Present every line in which the string "dans" appears.

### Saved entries

════════

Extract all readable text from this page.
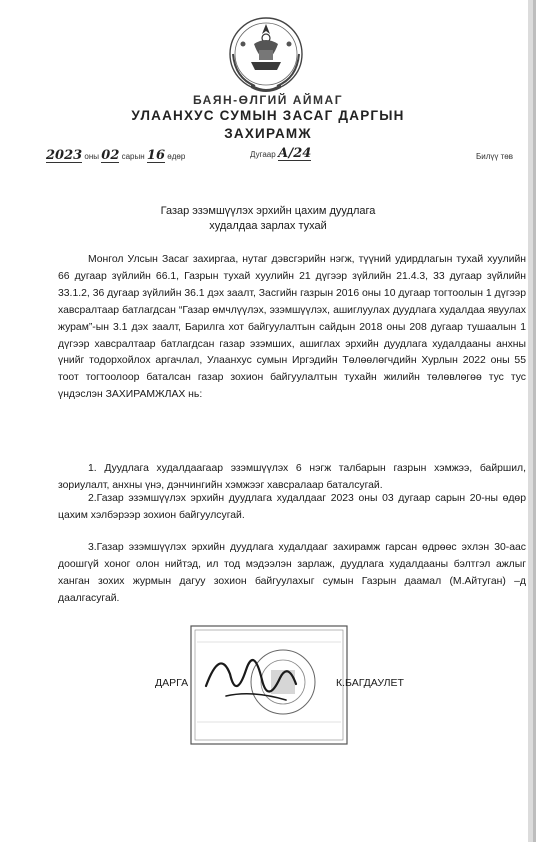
БАЯН-ӨЛГИЙ АЙМАГ
УЛААНХУС СУМЫН ЗАСАГ ДАРГЫН
ЗАХИРАМЖ
2023 оны 02 сарын 16 өдөр	Дугаар А/24	Билүү төв
Газар эзэмшүүлэх эрхийн цахим дуудлага
худалдаа зарлах тухай
Монгол Улсын Засаг захиргаа, нутаг дэвсгэрийн нэгж, түүний удирдлагын тухай хуулийн 66 дугаар зүйлийн 66.1, Газрын тухай хуулийн 21 дүгээр зүйлийн 21.4.3, 33 дугаар зүйлийн 33.1.2, 36 дугаар зүйлийн 36.1 дэх заалт, Засгийн газрын 2016 оны 10 дугаар тогтоолын 1 дүгээр хавсралтаар батлагдсан “Газар өмчлүүлэх, эзэмшүүлэх, ашиглуулах дуудлага худалдаа явуулах журам”-ын 3.1 дэх заалт, Барилга хот байгуулалтын сайдын 2018 оны 208 дугаар тушаалын 1 дүгээр хавсралтаар батлагдсан газар эзэмших, ашиглах эрхийн дуудлага худалдааны анхны үнийг тодорхойлох аргачлал, Улаанхус сумын Иргэдийн Төлөөлөгчдийн Хурлын 2022 оны 55 тоот тогтоолоор баталсан газар зохион байгуулалтын тухайн жилийн төлөвлөгөө тус тус үндэслэн ЗАХИРАМЖЛАХ нь:
1. Дуудлага худалдаагаар эзэмшүүлэх 6 нэгж талбарын газрын хэмжээ, байршил, зориулалт, анхны үнэ, дэнчингийн хэмжээг хавсралаар баталсугай.
2.Газар эзэмшүүлэх эрхийн дуудлага худалдааг 2023 оны 03 дугаар сарын 20-ны өдөр цахим хэлбэрээр зохион байгуулсугай.
3.Газар эзэмшүүлэх эрхийн дуудлага худалдааг захирамж гарсан өдрөөс эхлэн 30-аас доошгүй хоног олон нийтэд, ил тод мэдээлэн зарлаж, дуудлага худалдааны бэлтгэл ажлыг ханган зохих журмын дагуу зохион байгуулахыг сумын Газрын даамал (М.Айтуган) –д даалгасугай.
ДАРГА	К.БАГДАУЛЕТ
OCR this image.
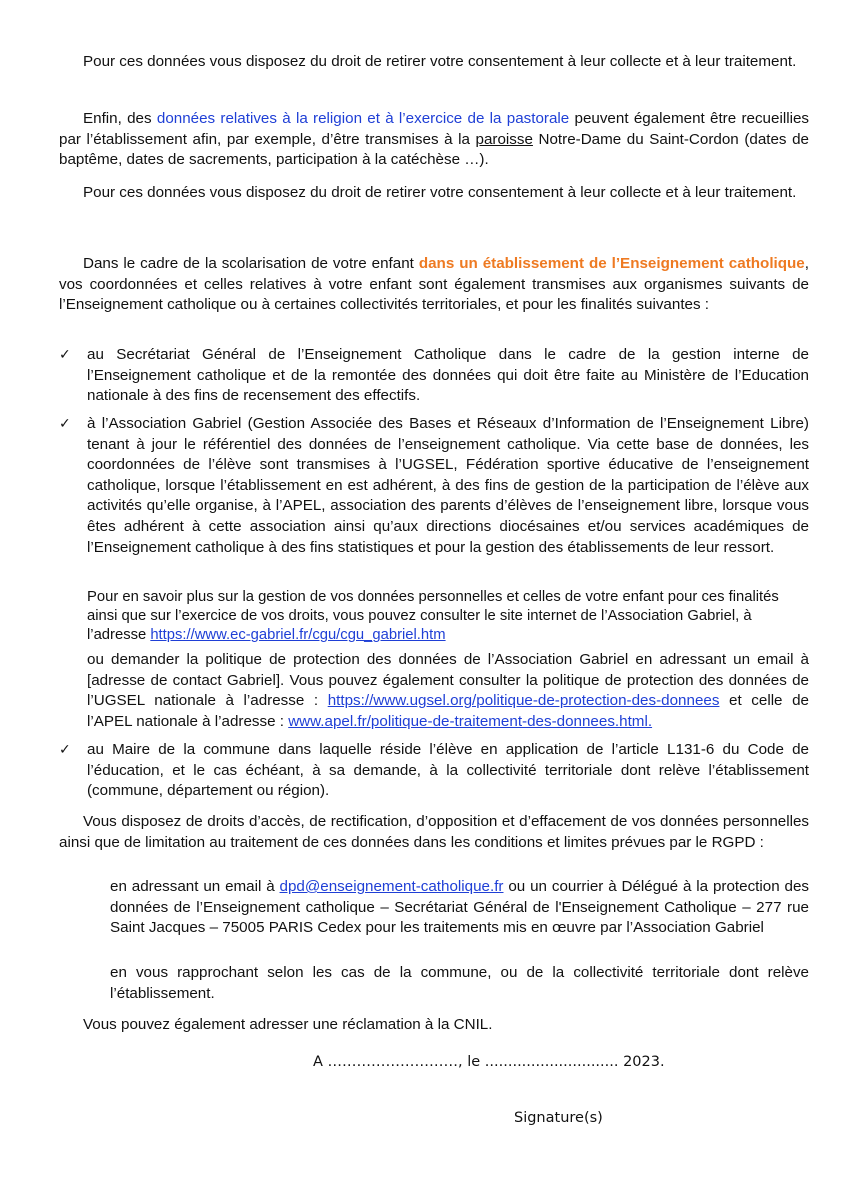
Pour ces données vous disposez du droit de retirer votre consentement à leur collecte et à leur traitement.

Enfin, des données relatives à la religion et à l’exercice de la pastorale peuvent également être recueillies par l’établissement afin, par exemple, d’être transmises à la paroisse Notre-Dame du Saint-Cordon (dates de baptême, dates de sacrements, participation à la catéchèse …).

Pour ces données vous disposez du droit de retirer votre consentement à leur collecte et à leur traitement.

Dans le cadre de la scolarisation de votre enfant dans un établissement de l’Enseignement catholique, vos coordonnées et celles relatives à votre enfant sont également transmises aux organismes suivants de l’Enseignement catholique ou à certaines collectivités territoriales, et pour les finalités suivantes :

✓	au Secrétariat Général de l’Enseignement Catholique dans le cadre de la gestion interne de l’Enseignement catholique et de la remontée des données qui doit être faite au Ministère de l’Education nationale à des fins de recensement des effectifs.

✓	à l’Association Gabriel (Gestion Associée des Bases et Réseaux d’Information de l’Enseignement Libre) tenant à jour le référentiel des données de l’enseignement catholique. Via cette base de données, les coordonnées de l’élève sont transmises à l’UGSEL, Fédération sportive éducative de l’enseignement catholique, lorsque l’établissement en est adhérent, à des fins de gestion de la participation de l’élève aux activités qu’elle organise, à l’APEL, association des parents d’élèves de l’enseignement libre, lorsque vous êtes adhérent à cette association ainsi qu’aux directions diocésaines et/ou services académiques de l’Enseignement catholique à des fins statistiques et pour la gestion des établissements de leur ressort.

Pour en savoir plus sur la gestion de vos données personnelles et celles de votre enfant pour ces finalités ainsi que sur l’exercice de vos droits, vous pouvez consulter le site internet de l’Association Gabriel, à l’adresse https://www.ec-gabriel.fr/cgu/cgu_gabriel.htm

ou demander la politique de protection des données de l’Association Gabriel en adressant un email à [adresse de contact Gabriel]. Vous pouvez également consulter la politique de protection des données de l’UGSEL nationale à l’adresse : https://www.ugsel.org/politique-de-protection-des-donnees et celle de l’APEL nationale à l’adresse : www.apel.fr/politique-de-traitement-des-donnees.html.

✓	au Maire de la commune dans laquelle réside l’élève en application de l’article L131-6 du Code de l’éducation, et le cas échéant, à sa demande, à la collectivité territoriale dont relève l’établissement (commune, département ou région).

Vous disposez de droits d’accès, de rectification, d’opposition et d’effacement de vos données personnelles ainsi que de limitation au traitement de ces données dans les conditions et limites prévues par le RGPD :

en adressant un email à dpd@enseignement-catholique.fr ou un courrier à Délégué à la protection des données de l’Enseignement catholique – Secrétariat Général de l'Enseignement Catholique – 277 rue Saint Jacques – 75005 PARIS Cedex pour les traitements mis en œuvre par l’Association Gabriel

en vous rapprochant selon les cas de la commune, ou de la collectivité territoriale dont relève l’établissement.

Vous pouvez également adresser une réclamation à la CNIL.

A ………………………, le ............................. 2023.
Signature(s)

════════

### Answer
Dans le cadre de la scolarisation de votre enfant dans un établissement de l’Enseignement catholique, vos coordonnées et celles relatives à votre enfant sont également transmises aux organismes suivants de l’Enseignement catholique ou à certaines collectivités territoriales, et pour les finalités suivantes :
✓	au Secrétariat Général de l’Enseignement Catholique dans le cadre de la gestion interne de l’Enseignement catholique et de la remontée des données qui doit être faite au Ministère de l’Education nationale à des fins de recensement des effectifs.
✓	au Maire de la commune dans laquelle réside l’élève en application de l’article L131-6 du Code de l’éducation, et le cas échéant, à sa demande, à la collectivité territoriale dont relève l’établissement (commune, département ou région).
Vous disposez de droits d’accès, de rectification, d’opposition et d’effacement de vos données personnelles ainsi que de limitation au traitement de ces données dans les conditions et limites prévues par le RGPD :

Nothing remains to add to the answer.